_Problem description:_ Using the data below, copy out all lines with the word "baking".

= Beginning of Section =

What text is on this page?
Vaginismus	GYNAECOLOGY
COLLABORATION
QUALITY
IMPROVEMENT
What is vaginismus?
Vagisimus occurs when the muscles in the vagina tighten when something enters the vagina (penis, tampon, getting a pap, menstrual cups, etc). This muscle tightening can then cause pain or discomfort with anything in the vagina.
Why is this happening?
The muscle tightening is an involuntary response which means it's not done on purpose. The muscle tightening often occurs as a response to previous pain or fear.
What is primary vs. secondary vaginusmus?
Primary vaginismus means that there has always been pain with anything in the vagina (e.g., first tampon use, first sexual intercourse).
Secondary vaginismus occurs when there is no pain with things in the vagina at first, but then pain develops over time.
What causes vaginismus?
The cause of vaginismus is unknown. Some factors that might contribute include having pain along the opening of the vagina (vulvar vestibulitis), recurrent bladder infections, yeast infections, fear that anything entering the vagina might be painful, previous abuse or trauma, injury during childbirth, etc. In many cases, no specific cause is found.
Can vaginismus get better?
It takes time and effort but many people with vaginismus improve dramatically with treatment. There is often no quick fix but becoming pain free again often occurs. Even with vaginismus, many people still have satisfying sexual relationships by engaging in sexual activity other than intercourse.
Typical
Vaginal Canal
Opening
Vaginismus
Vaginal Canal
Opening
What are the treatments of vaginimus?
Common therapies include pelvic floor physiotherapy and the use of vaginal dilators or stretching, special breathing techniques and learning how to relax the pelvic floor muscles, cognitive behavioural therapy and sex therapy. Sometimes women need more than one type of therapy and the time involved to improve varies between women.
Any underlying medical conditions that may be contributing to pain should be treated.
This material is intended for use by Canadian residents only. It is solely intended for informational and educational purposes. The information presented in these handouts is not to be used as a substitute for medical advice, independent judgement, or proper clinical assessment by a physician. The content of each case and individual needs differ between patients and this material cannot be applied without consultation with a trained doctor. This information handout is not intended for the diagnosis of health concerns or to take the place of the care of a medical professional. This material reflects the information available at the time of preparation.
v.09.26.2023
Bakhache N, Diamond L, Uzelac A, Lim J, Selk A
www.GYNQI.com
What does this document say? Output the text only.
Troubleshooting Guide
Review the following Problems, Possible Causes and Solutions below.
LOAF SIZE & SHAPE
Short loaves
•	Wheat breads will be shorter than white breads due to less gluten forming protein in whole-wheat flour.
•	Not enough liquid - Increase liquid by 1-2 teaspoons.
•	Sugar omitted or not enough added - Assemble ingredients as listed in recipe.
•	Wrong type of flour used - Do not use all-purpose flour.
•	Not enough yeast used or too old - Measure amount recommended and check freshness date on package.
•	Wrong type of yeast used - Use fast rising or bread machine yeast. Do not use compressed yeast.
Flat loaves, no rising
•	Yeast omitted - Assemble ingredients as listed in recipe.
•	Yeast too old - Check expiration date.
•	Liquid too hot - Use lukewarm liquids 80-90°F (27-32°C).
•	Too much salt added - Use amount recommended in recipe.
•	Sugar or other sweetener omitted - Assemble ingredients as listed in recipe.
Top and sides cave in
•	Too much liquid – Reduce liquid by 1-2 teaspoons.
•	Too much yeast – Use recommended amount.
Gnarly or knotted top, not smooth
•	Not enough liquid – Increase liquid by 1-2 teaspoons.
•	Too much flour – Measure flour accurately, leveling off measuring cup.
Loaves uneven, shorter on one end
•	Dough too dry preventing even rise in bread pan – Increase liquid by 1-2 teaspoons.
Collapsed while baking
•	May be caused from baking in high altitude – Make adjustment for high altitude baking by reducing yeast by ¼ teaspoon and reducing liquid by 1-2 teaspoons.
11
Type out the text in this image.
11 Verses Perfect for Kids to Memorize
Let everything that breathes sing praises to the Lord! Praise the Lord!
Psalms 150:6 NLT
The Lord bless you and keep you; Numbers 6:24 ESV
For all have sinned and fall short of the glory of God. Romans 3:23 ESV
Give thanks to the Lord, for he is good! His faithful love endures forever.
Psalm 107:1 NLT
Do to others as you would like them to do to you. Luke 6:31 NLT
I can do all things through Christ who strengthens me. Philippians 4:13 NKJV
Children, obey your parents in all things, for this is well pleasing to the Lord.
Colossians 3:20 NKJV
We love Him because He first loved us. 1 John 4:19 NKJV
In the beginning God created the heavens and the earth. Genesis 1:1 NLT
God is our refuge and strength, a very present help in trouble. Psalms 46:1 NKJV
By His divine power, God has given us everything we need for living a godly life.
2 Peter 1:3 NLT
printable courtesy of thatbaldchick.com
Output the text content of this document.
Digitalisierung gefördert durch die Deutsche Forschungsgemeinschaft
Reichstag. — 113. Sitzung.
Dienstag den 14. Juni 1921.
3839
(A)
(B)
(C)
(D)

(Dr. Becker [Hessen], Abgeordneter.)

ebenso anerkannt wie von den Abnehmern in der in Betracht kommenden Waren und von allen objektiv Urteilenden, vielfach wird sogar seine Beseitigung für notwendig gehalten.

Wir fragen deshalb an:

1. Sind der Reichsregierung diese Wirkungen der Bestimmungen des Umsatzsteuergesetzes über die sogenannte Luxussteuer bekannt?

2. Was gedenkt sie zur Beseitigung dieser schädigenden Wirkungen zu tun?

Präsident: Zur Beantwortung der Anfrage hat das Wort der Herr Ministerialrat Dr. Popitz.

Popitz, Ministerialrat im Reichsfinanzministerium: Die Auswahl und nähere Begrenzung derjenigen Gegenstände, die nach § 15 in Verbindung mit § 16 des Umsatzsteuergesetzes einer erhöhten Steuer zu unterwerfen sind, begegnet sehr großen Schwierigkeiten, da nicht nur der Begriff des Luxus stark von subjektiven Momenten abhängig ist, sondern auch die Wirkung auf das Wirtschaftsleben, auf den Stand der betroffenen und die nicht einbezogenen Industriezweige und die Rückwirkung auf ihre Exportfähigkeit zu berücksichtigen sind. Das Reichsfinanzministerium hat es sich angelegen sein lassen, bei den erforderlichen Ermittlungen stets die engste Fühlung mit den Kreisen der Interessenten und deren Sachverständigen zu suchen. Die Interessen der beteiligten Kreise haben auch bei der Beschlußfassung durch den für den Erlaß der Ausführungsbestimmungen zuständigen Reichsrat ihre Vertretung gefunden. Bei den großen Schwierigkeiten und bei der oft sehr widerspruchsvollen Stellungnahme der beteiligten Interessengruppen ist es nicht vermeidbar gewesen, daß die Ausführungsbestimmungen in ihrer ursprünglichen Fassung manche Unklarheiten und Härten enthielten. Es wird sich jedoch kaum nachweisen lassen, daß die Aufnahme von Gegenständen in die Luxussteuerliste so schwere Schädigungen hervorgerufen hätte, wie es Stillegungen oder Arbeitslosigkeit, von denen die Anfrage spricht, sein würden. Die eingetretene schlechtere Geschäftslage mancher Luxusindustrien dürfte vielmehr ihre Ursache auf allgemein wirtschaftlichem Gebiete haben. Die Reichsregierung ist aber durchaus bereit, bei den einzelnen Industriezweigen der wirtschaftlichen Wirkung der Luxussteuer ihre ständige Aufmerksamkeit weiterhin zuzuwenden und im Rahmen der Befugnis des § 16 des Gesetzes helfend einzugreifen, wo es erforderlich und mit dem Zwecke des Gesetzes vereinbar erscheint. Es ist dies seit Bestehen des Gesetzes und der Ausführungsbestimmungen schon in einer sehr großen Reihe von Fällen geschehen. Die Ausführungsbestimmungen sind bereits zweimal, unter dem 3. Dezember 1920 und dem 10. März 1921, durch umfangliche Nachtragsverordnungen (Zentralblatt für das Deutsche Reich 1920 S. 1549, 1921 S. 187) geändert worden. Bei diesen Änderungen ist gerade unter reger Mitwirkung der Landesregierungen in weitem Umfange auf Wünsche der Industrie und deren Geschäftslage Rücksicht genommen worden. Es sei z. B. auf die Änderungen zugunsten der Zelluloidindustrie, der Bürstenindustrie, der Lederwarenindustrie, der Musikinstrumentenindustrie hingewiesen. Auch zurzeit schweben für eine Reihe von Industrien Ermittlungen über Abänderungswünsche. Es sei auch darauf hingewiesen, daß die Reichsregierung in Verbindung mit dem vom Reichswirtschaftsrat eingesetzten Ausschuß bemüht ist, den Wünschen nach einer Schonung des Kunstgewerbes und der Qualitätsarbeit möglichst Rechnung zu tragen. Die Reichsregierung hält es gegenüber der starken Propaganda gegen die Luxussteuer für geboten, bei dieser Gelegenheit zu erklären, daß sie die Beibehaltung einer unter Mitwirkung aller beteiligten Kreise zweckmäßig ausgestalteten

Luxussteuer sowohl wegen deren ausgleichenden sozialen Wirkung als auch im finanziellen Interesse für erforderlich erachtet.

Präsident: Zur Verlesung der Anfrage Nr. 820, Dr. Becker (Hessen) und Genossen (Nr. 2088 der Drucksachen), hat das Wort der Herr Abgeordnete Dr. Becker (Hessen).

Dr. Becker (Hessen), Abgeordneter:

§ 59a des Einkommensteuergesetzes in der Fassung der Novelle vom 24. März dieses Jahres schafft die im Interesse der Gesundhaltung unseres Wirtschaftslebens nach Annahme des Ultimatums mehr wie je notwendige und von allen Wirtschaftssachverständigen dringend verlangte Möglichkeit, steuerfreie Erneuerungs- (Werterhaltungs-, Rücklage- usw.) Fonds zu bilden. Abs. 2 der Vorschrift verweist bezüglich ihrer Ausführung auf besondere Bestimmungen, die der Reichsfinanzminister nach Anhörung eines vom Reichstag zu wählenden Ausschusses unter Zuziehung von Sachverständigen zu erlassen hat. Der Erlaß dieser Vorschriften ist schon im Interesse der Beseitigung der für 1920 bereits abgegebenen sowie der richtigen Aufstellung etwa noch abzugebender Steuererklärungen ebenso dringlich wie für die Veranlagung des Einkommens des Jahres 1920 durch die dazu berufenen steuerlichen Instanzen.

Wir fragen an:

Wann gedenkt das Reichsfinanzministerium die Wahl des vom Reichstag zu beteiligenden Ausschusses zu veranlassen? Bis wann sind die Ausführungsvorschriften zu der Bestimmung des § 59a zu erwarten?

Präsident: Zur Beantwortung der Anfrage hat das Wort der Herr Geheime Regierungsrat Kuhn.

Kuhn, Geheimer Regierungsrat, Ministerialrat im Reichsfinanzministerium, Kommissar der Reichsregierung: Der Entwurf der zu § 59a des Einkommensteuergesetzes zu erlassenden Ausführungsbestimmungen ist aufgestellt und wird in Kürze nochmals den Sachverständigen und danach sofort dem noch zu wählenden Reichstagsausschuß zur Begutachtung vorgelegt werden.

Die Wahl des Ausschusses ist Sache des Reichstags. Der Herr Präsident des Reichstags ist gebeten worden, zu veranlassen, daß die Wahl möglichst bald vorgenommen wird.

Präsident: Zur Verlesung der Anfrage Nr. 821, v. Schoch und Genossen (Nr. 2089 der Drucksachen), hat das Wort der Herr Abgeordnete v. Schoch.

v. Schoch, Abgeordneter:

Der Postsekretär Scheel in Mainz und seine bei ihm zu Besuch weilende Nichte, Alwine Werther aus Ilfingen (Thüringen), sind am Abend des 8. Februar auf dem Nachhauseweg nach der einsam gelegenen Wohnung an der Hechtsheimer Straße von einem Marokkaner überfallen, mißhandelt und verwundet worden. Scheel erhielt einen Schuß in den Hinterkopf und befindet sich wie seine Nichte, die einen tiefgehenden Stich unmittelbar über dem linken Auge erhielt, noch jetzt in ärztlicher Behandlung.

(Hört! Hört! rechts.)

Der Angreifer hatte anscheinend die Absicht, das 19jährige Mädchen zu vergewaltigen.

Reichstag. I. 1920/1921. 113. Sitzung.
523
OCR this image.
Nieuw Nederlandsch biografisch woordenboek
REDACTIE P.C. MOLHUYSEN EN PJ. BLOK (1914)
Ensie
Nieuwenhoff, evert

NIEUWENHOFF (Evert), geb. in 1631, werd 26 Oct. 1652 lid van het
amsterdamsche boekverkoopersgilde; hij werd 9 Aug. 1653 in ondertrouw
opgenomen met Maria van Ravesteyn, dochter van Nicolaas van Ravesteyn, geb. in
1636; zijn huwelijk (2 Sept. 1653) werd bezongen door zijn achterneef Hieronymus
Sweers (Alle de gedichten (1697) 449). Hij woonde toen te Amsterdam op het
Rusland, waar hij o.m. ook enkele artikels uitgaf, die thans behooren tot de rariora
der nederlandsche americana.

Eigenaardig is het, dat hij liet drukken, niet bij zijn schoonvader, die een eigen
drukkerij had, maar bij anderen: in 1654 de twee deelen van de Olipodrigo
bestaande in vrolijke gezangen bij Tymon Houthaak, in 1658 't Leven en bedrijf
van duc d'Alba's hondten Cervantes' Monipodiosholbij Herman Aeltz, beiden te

= End of Section =

_Reply:_
Collapsed while baking
•	May be caused from baking in high altitude – Make adjustment for high altitude baking by reducing yeast by ¼ teaspoon and reducing liquid by 1-2 teaspoons.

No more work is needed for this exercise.